Office space for the Harpoon

Late in the first year of the Harpoon, some time in the second half, anyway, and certainly after the War Issue was published, the Harpoon got itself some designated office space from Student Life.  At that time in the history of things, these offices were located on the main floor of the Kirkhoff Center, with a wide bank of windows overlooking the pond, and the book bunker beyond.

The office space was just a six-foot-wide length of desk space, set in the middle of a cubicle garden, sandwiched between the assigned desks of two organizations who, if they had ever come in to use them, seemed to have stopped when the Harpoon was installed in their midst; it was nothing more than  a few drawers, a phone, as many rolling chairs as we could commandeer, and an overhead bin.  The only things the Harpoon had, in the way of office equipment, was a phone book.  The records, the ones the U cared about, were stored at the other end of the building, safe from staffers.  The documents which were important stayed in the publisher’s apartment.

########

Instruction 1 -
The passage about the Harpoon's office space says the space "was nothing more than" a few things. List each of those things.
Instruction 2 -
Carry the passage about the Harpoon's office space forward from its final sentence.

Extracted entries -
########

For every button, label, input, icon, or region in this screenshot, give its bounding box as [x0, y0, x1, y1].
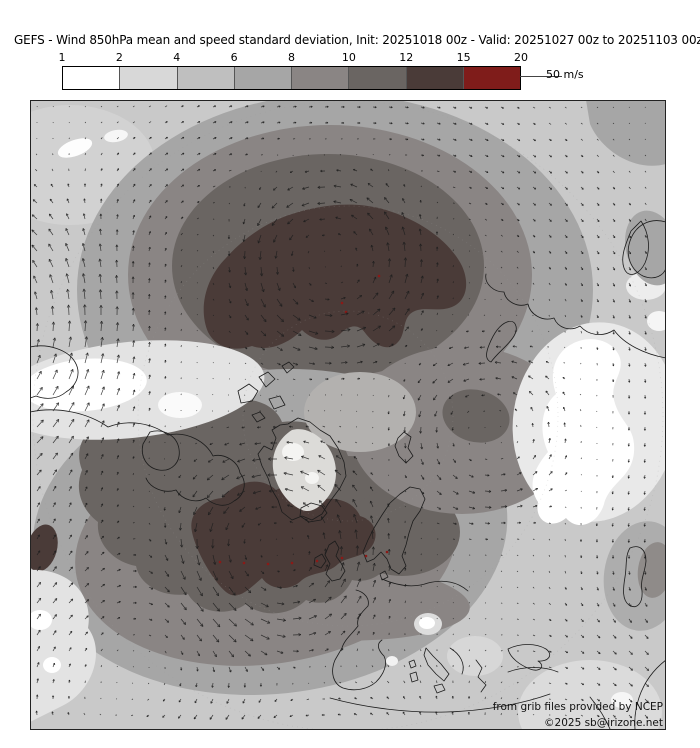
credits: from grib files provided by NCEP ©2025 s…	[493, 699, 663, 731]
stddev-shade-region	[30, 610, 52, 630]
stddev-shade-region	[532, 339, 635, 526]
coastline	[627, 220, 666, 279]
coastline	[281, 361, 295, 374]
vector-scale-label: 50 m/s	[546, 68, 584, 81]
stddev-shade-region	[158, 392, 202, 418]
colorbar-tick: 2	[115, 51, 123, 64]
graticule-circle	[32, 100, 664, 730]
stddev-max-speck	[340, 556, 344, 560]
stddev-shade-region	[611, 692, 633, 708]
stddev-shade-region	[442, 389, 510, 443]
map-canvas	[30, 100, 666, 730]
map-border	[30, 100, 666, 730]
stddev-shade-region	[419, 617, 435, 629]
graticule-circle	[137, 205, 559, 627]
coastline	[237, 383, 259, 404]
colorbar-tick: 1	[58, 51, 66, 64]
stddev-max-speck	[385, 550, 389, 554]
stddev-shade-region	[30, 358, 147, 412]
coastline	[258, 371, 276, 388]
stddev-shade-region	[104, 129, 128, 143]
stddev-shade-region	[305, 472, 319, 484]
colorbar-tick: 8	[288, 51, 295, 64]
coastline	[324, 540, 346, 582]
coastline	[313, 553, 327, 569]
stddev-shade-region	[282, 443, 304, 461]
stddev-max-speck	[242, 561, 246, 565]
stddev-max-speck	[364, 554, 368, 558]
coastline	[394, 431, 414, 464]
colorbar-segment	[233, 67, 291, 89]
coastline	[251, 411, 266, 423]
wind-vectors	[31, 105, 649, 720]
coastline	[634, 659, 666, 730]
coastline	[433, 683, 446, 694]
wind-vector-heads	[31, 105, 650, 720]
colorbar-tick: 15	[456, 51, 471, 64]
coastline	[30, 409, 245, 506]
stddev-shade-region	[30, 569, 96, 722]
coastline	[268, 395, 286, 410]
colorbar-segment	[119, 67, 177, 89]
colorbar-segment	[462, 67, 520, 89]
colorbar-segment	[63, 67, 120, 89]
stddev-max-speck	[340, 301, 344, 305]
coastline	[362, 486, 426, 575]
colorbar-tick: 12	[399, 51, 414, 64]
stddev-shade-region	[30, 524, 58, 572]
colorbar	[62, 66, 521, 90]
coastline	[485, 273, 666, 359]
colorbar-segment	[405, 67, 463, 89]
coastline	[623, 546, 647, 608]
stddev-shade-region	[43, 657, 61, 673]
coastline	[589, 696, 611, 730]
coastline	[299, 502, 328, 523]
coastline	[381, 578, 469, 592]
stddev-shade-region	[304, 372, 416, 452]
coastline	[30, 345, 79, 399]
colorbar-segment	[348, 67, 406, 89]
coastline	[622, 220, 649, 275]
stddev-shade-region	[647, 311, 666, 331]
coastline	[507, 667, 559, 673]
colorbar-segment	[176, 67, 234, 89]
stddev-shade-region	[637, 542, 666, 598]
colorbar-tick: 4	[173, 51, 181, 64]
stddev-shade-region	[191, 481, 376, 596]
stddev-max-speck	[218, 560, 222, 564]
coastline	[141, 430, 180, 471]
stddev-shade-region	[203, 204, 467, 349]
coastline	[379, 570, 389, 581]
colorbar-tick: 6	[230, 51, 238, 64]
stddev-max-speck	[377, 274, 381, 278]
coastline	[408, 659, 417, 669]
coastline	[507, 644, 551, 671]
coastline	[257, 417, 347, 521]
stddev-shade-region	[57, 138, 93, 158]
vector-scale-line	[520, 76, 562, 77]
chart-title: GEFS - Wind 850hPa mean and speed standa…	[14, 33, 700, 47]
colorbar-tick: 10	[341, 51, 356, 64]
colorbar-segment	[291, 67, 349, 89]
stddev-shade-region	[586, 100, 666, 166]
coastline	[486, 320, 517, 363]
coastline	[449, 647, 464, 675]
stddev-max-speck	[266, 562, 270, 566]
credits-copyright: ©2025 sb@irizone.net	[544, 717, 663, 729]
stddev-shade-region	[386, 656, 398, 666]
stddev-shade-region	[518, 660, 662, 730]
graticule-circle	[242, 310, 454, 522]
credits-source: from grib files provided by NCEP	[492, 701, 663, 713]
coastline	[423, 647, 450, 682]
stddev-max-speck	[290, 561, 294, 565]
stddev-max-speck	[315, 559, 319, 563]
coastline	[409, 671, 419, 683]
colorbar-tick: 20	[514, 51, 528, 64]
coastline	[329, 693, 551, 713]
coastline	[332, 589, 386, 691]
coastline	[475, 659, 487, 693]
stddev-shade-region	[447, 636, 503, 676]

########

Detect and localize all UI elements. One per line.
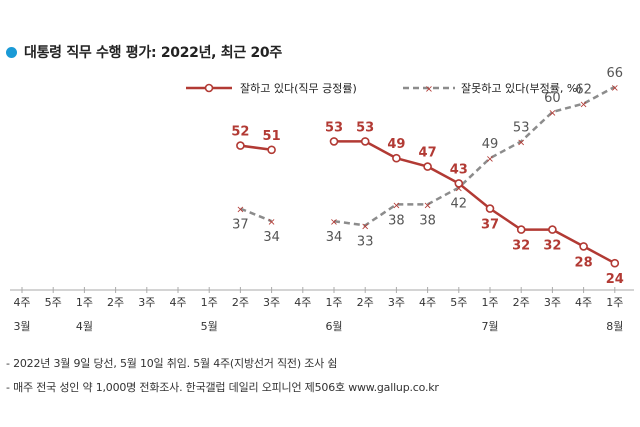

########

Written reply 1 -
- a few drawers
- a phone
- as many rolling chairs as we could commandeer
- an overhead bin

Written reply 2 -
About all the office was good for was for certain high-level members to make a lot of noise, and to spy on the Greek Round Table.  There was one member who fit under the desk, or in the overhead bin, depending.  It was always best to enter the office space at the safe end of a yardstick, while probing–not so gently–with the other end into cravasses.  Where the pumas live.

Once a co-founder told a blonde lies about the Beatles, a band about which she was kind enough to pretend for twenty minutes to not know anything.  Another co-founder created and strategized a political campaign from the office.  And one day several members got bad news about their respective love lives in the office.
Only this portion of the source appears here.